__RECORDS FOR THE TASK__.
------------------------------

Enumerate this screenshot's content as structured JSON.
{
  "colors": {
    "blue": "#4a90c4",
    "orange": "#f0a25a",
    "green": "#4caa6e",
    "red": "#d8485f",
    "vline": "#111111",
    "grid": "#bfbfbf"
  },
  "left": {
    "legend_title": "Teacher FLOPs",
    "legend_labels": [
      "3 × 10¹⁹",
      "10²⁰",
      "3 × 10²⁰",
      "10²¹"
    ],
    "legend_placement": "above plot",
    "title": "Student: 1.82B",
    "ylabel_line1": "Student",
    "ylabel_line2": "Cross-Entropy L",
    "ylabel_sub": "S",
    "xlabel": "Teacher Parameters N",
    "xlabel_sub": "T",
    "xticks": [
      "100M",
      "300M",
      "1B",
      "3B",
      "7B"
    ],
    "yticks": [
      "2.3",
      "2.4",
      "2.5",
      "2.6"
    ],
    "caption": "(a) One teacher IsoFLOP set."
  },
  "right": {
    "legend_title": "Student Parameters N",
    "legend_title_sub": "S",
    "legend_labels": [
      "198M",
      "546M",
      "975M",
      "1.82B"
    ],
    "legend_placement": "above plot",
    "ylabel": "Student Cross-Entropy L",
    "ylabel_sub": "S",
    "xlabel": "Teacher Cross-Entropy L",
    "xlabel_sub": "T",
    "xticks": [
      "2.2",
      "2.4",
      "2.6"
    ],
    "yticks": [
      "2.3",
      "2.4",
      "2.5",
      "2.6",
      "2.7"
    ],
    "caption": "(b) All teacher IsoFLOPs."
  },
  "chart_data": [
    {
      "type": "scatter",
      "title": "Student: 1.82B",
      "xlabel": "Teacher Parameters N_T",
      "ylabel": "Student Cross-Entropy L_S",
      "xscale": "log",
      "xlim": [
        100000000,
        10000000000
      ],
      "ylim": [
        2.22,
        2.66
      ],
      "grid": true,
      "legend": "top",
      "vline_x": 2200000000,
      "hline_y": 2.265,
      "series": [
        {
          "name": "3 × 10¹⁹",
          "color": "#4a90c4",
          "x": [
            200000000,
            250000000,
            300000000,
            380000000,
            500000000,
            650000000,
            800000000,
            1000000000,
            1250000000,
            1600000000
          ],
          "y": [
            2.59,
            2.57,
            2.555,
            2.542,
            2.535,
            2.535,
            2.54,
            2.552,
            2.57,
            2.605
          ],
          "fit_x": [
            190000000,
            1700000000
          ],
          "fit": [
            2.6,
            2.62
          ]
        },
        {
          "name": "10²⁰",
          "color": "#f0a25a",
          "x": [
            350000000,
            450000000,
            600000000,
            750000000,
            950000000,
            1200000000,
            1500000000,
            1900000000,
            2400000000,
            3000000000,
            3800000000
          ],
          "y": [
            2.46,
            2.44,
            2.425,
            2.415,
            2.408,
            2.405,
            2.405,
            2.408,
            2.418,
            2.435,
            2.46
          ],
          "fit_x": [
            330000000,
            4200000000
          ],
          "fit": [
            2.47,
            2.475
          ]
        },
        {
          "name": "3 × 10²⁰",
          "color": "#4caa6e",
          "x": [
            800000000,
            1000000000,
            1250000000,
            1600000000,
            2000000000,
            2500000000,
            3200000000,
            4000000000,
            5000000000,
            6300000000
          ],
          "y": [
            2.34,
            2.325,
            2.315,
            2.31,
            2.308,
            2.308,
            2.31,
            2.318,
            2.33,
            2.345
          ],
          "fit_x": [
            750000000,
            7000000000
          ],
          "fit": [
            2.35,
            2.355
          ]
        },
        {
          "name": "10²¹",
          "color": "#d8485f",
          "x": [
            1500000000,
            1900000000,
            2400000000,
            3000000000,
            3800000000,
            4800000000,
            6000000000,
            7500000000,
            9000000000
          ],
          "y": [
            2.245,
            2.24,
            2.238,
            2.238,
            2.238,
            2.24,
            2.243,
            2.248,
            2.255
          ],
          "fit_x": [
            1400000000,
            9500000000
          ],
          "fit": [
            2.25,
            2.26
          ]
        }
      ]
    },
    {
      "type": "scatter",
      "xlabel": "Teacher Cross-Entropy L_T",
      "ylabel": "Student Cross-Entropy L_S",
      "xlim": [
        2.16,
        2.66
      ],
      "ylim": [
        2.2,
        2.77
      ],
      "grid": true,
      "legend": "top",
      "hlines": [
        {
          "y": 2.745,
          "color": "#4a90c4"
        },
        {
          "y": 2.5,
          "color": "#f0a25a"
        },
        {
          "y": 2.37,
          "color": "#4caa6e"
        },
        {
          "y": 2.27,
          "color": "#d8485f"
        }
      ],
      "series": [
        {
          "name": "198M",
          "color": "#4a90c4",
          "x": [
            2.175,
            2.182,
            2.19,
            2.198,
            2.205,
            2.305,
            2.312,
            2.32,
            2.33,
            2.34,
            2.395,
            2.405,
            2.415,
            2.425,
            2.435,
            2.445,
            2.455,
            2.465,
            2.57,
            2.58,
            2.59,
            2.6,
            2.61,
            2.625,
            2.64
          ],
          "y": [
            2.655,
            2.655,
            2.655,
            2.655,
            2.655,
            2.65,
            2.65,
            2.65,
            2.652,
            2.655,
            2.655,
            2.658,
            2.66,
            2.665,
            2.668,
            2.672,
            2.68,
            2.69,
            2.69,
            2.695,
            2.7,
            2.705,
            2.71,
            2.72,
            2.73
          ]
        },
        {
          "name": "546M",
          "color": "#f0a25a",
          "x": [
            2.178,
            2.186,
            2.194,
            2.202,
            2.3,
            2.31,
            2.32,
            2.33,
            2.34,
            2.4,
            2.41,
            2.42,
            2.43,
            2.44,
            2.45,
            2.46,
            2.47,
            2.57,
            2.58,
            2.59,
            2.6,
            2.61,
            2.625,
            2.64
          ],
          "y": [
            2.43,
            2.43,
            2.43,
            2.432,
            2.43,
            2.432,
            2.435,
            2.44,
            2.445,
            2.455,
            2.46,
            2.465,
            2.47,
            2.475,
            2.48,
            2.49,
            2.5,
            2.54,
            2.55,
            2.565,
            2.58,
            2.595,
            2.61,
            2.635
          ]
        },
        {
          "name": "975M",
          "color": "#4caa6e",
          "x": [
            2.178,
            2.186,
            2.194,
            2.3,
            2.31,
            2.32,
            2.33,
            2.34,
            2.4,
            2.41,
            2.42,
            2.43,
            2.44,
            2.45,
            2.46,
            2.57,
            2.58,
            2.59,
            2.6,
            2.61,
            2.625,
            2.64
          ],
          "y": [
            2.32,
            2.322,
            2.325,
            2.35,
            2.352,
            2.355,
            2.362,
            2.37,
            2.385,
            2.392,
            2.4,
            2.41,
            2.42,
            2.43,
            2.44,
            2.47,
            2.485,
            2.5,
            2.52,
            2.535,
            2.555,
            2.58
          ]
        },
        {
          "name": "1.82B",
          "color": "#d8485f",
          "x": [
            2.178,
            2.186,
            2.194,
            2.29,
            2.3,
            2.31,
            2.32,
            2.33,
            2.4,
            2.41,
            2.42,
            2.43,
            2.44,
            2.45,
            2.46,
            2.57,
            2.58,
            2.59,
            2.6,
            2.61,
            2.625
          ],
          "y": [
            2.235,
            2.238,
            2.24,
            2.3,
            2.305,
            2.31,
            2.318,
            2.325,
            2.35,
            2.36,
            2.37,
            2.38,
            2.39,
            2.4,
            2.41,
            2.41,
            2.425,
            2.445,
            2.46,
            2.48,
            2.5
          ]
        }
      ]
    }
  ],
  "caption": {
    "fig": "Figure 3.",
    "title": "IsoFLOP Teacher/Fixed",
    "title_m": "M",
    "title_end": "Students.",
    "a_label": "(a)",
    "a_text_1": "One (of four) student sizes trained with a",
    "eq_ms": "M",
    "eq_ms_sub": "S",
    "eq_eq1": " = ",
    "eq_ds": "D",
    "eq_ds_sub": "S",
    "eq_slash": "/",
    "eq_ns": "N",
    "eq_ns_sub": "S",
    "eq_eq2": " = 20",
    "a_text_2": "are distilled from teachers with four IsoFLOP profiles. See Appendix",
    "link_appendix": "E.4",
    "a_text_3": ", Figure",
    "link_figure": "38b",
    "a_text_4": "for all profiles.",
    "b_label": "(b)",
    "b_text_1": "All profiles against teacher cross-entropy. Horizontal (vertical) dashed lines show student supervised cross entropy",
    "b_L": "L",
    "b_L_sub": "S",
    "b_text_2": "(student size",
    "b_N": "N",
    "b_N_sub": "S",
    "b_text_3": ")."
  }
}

------------------------------

__GOAL OF THE EXERCISE__.
Search the data for the string "with" and copy each line where it appears.

__EXERCISE SOLUTION__.
    "a_text_1": "One (of four) student sizes trained with a",
    "a_text_2": "are distilled from teachers with four IsoFLOP profiles. See Appendix",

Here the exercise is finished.